WHAT IS REQUIRED. Write out the material exactly. Do not include the pictures.
----- ROWS
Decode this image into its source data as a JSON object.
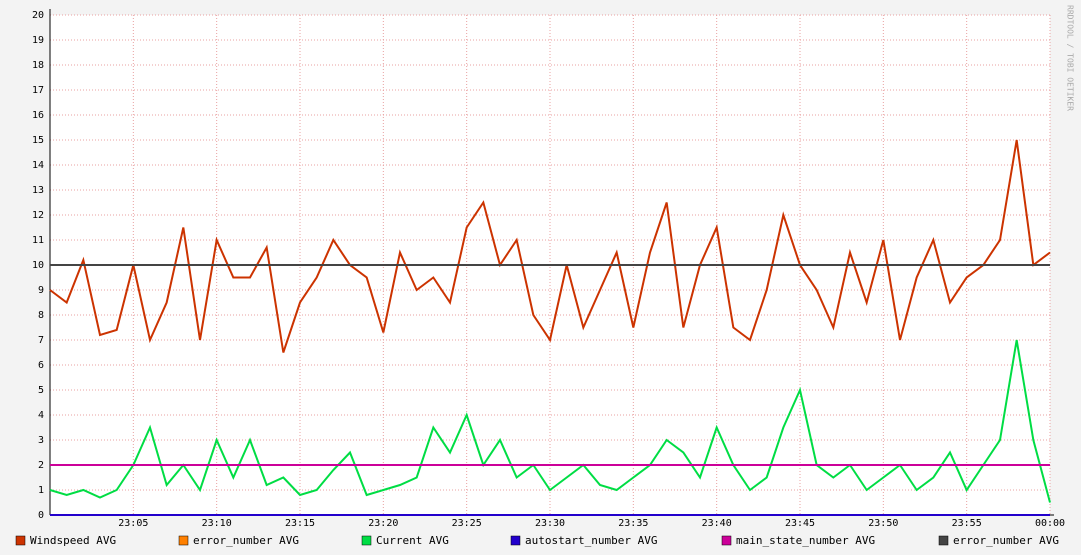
{
  "chart_data": {
    "type": "line",
    "watermark": "RRDTOOL / TOBI OETIKER",
    "xlim": [
      0,
      60
    ],
    "xticks": [
      {
        "value": 5,
        "label": "23:05"
      },
      {
        "value": 10,
        "label": "23:10"
      },
      {
        "value": 15,
        "label": "23:15"
      },
      {
        "value": 20,
        "label": "23:20"
      },
      {
        "value": 25,
        "label": "23:25"
      },
      {
        "value": 30,
        "label": "23:30"
      },
      {
        "value": 35,
        "label": "23:35"
      },
      {
        "value": 40,
        "label": "23:40"
      },
      {
        "value": 45,
        "label": "23:45"
      },
      {
        "value": 50,
        "label": "23:50"
      },
      {
        "value": 55,
        "label": "23:55"
      },
      {
        "value": 60,
        "label": "00:00"
      }
    ],
    "ylim": [
      0,
      20
    ],
    "yticks": [
      0,
      1,
      2,
      3,
      4,
      5,
      6,
      7,
      8,
      9,
      10,
      11,
      12,
      13,
      14,
      15,
      16,
      17,
      18,
      19,
      20
    ],
    "grid": true,
    "x": [
      0,
      1,
      2,
      3,
      4,
      5,
      6,
      7,
      8,
      9,
      10,
      11,
      12,
      13,
      14,
      15,
      16,
      17,
      18,
      19,
      20,
      21,
      22,
      23,
      24,
      25,
      26,
      27,
      28,
      29,
      30,
      31,
      32,
      33,
      34,
      35,
      36,
      37,
      38,
      39,
      40,
      41,
      42,
      43,
      44,
      45,
      46,
      47,
      48,
      49,
      50,
      51,
      52,
      53,
      54,
      55,
      56,
      57,
      58,
      59,
      60
    ],
    "series": [
      {
        "name": "error_number AVG",
        "color": "#ff8000",
        "values": [
          0,
          0,
          0,
          0,
          0,
          0,
          0,
          0,
          0,
          0,
          0,
          0,
          0,
          0,
          0,
          0,
          0,
          0,
          0,
          0,
          0,
          0,
          0,
          0,
          0,
          0,
          0,
          0,
          0,
          0,
          0,
          0,
          0,
          0,
          0,
          0,
          0,
          0,
          0,
          0,
          0,
          0,
          0,
          0,
          0,
          0,
          0,
          0,
          0,
          0,
          0,
          0,
          0,
          0,
          0,
          0,
          0,
          0,
          0,
          0,
          0
        ]
      },
      {
        "name": "autostart_number AVG",
        "color": "#2200cc",
        "values": [
          0,
          0,
          0,
          0,
          0,
          0,
          0,
          0,
          0,
          0,
          0,
          0,
          0,
          0,
          0,
          0,
          0,
          0,
          0,
          0,
          0,
          0,
          0,
          0,
          0,
          0,
          0,
          0,
          0,
          0,
          0,
          0,
          0,
          0,
          0,
          0,
          0,
          0,
          0,
          0,
          0,
          0,
          0,
          0,
          0,
          0,
          0,
          0,
          0,
          0,
          0,
          0,
          0,
          0,
          0,
          0,
          0,
          0,
          0,
          0,
          0
        ]
      },
      {
        "name": "Current AVG",
        "color": "#00dd44",
        "values": [
          1.0,
          0.8,
          1.0,
          0.7,
          1.0,
          2.0,
          3.5,
          1.2,
          2.0,
          1.0,
          3.0,
          1.5,
          3.0,
          1.2,
          1.5,
          0.8,
          1.0,
          1.8,
          2.5,
          0.8,
          1.0,
          1.2,
          1.5,
          3.5,
          2.5,
          4.0,
          2.0,
          3.0,
          1.5,
          2.0,
          1.0,
          1.5,
          2.0,
          1.2,
          1.0,
          1.5,
          2.0,
          3.0,
          2.5,
          1.5,
          3.5,
          2.0,
          1.0,
          1.5,
          3.5,
          5.0,
          2.0,
          1.5,
          2.0,
          1.0,
          1.5,
          2.0,
          1.0,
          1.5,
          2.5,
          1.0,
          2.0,
          3.0,
          7.0,
          3.0,
          0.5
        ]
      },
      {
        "name": "Windspeed AVG",
        "color": "#cc3300",
        "values": [
          9.0,
          8.5,
          10.2,
          7.2,
          7.4,
          10.0,
          7.0,
          8.5,
          11.5,
          7.0,
          11.0,
          9.5,
          9.5,
          10.7,
          6.5,
          8.5,
          9.5,
          11.0,
          10.0,
          9.5,
          7.3,
          10.5,
          9.0,
          9.5,
          8.5,
          11.5,
          12.5,
          10.0,
          11.0,
          8.0,
          7.0,
          10.0,
          7.5,
          9.0,
          10.5,
          7.5,
          10.5,
          12.5,
          7.5,
          10.0,
          11.5,
          7.5,
          7.0,
          9.0,
          12.0,
          10.0,
          9.0,
          7.5,
          10.5,
          8.5,
          11.0,
          7.0,
          9.5,
          11.0,
          8.5,
          9.5,
          10.0,
          11.0,
          15.0,
          10.0,
          10.5
        ]
      },
      {
        "name": "main_state_number AVG",
        "color": "#cc0099",
        "values": [
          2,
          2,
          2,
          2,
          2,
          2,
          2,
          2,
          2,
          2,
          2,
          2,
          2,
          2,
          2,
          2,
          2,
          2,
          2,
          2,
          2,
          2,
          2,
          2,
          2,
          2,
          2,
          2,
          2,
          2,
          2,
          2,
          2,
          2,
          2,
          2,
          2,
          2,
          2,
          2,
          2,
          2,
          2,
          2,
          2,
          2,
          2,
          2,
          2,
          2,
          2,
          2,
          2,
          2,
          2,
          2,
          2,
          2,
          2,
          2,
          2
        ]
      },
      {
        "name": "error_number AVG",
        "color": "#444444",
        "values": [
          10,
          10,
          10,
          10,
          10,
          10,
          10,
          10,
          10,
          10,
          10,
          10,
          10,
          10,
          10,
          10,
          10,
          10,
          10,
          10,
          10,
          10,
          10,
          10,
          10,
          10,
          10,
          10,
          10,
          10,
          10,
          10,
          10,
          10,
          10,
          10,
          10,
          10,
          10,
          10,
          10,
          10,
          10,
          10,
          10,
          10,
          10,
          10,
          10,
          10,
          10,
          10,
          10,
          10,
          10,
          10,
          10,
          10,
          10,
          10,
          10
        ]
      }
    ],
    "legend_order": [
      3,
      0,
      2,
      1,
      4,
      5
    ]
  }
}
----------
WORKED ANSWER.
Decode this image into its source data as a JSON object.
{
  "chart_data": {
    "type": "line",
    "watermark": "RRDTOOL / TOBI OETIKER",
    "xlim": [
      0,
      60
    ],
    "xticks": [
      {
        "value": 5,
        "label": "23:05"
      },
      {
        "value": 10,
        "label": "23:10"
      },
      {
        "value": 15,
        "label": "23:15"
      },
      {
        "value": 20,
        "label": "23:20"
      },
      {
        "value": 25,
        "label": "23:25"
      },
      {
        "value": 30,
        "label": "23:30"
      },
      {
        "value": 35,
        "label": "23:35"
      },
      {
        "value": 40,
        "label": "23:40"
      },
      {
        "value": 45,
        "label": "23:45"
      },
      {
        "value": 50,
        "label": "23:50"
      },
      {
        "value": 55,
        "label": "23:55"
      },
      {
        "value": 60,
        "label": "00:00"
      }
    ],
    "ylim": [
      0,
      20
    ],
    "yticks": [
      0,
      1,
      2,
      3,
      4,
      5,
      6,
      7,
      8,
      9,
      10,
      11,
      12,
      13,
      14,
      15,
      16,
      17,
      18,
      19,
      20
    ],
    "grid": true,
    "x": [
      0,
      1,
      2,
      3,
      4,
      5,
      6,
      7,
      8,
      9,
      10,
      11,
      12,
      13,
      14,
      15,
      16,
      17,
      18,
      19,
      20,
      21,
      22,
      23,
      24,
      25,
      26,
      27,
      28,
      29,
      30,
      31,
      32,
      33,
      34,
      35,
      36,
      37,
      38,
      39,
      40,
      41,
      42,
      43,
      44,
      45,
      46,
      47,
      48,
      49,
      50,
      51,
      52,
      53,
      54,
      55,
      56,
      57,
      58,
      59,
      60
    ],
    "series": [
      {
        "name": "error_number AVG",
        "color": "#ff8000",
        "values": [
          0,
          0,
          0,
          0,
          0,
          0,
          0,
          0,
          0,
          0,
          0,
          0,
          0,
          0,
          0,
          0,
          0,
          0,
          0,
          0,
          0,
          0,
          0,
          0,
          0,
          0,
          0,
          0,
          0,
          0,
          0,
          0,
          0,
          0,
          0,
          0,
          0,
          0,
          0,
          0,
          0,
          0,
          0,
          0,
          0,
          0,
          0,
          0,
          0,
          0,
          0,
          0,
          0,
          0,
          0,
          0,
          0,
          0,
          0,
          0,
          0
        ]
      },
      {
        "name": "autostart_number AVG",
        "color": "#2200cc",
        "values": [
          0,
          0,
          0,
          0,
          0,
          0,
          0,
          0,
          0,
          0,
          0,
          0,
          0,
          0,
          0,
          0,
          0,
          0,
          0,
          0,
          0,
          0,
          0,
          0,
          0,
          0,
          0,
          0,
          0,
          0,
          0,
          0,
          0,
          0,
          0,
          0,
          0,
          0,
          0,
          0,
          0,
          0,
          0,
          0,
          0,
          0,
          0,
          0,
          0,
          0,
          0,
          0,
          0,
          0,
          0,
          0,
          0,
          0,
          0,
          0,
          0
        ]
      },
      {
        "name": "Current AVG",
        "color": "#00dd44",
        "values": [
          1.0,
          0.8,
          1.0,
          0.7,
          1.0,
          2.0,
          3.5,
          1.2,
          2.0,
          1.0,
          3.0,
          1.5,
          3.0,
          1.2,
          1.5,
          0.8,
          1.0,
          1.8,
          2.5,
          0.8,
          1.0,
          1.2,
          1.5,
          3.5,
          2.5,
          4.0,
          2.0,
          3.0,
          1.5,
          2.0,
          1.0,
          1.5,
          2.0,
          1.2,
          1.0,
          1.5,
          2.0,
          3.0,
          2.5,
          1.5,
          3.5,
          2.0,
          1.0,
          1.5,
          3.5,
          5.0,
          2.0,
          1.5,
          2.0,
          1.0,
          1.5,
          2.0,
          1.0,
          1.5,
          2.5,
          1.0,
          2.0,
          3.0,
          7.0,
          3.0,
          0.5
        ]
      },
      {
        "name": "Windspeed AVG",
        "color": "#cc3300",
        "values": [
          9.0,
          8.5,
          10.2,
          7.2,
          7.4,
          10.0,
          7.0,
          8.5,
          11.5,
          7.0,
          11.0,
          9.5,
          9.5,
          10.7,
          6.5,
          8.5,
          9.5,
          11.0,
          10.0,
          9.5,
          7.3,
          10.5,
          9.0,
          9.5,
          8.5,
          11.5,
          12.5,
          10.0,
          11.0,
          8.0,
          7.0,
          10.0,
          7.5,
          9.0,
          10.5,
          7.5,
          10.5,
          12.5,
          7.5,
          10.0,
          11.5,
          7.5,
          7.0,
          9.0,
          12.0,
          10.0,
          9.0,
          7.5,
          10.5,
          8.5,
          11.0,
          7.0,
          9.5,
          11.0,
          8.5,
          9.5,
          10.0,
          11.0,
          15.0,
          10.0,
          10.5
        ]
      },
      {
        "name": "main_state_number AVG",
        "color": "#cc0099",
        "values": [
          2,
          2,
          2,
          2,
          2,
          2,
          2,
          2,
          2,
          2,
          2,
          2,
          2,
          2,
          2,
          2,
          2,
          2,
          2,
          2,
          2,
          2,
          2,
          2,
          2,
          2,
          2,
          2,
          2,
          2,
          2,
          2,
          2,
          2,
          2,
          2,
          2,
          2,
          2,
          2,
          2,
          2,
          2,
          2,
          2,
          2,
          2,
          2,
          2,
          2,
          2,
          2,
          2,
          2,
          2,
          2,
          2,
          2,
          2,
          2,
          2
        ]
      },
      {
        "name": "error_number AVG",
        "color": "#444444",
        "values": [
          10,
          10,
          10,
          10,
          10,
          10,
          10,
          10,
          10,
          10,
          10,
          10,
          10,
          10,
          10,
          10,
          10,
          10,
          10,
          10,
          10,
          10,
          10,
          10,
          10,
          10,
          10,
          10,
          10,
          10,
          10,
          10,
          10,
          10,
          10,
          10,
          10,
          10,
          10,
          10,
          10,
          10,
          10,
          10,
          10,
          10,
          10,
          10,
          10,
          10,
          10,
          10,
          10,
          10,
          10,
          10,
          10,
          10,
          10,
          10,
          10
        ]
      }
    ],
    "legend_order": [
      3,
      0,
      2,
      1,
      4,
      5
    ]
  }
}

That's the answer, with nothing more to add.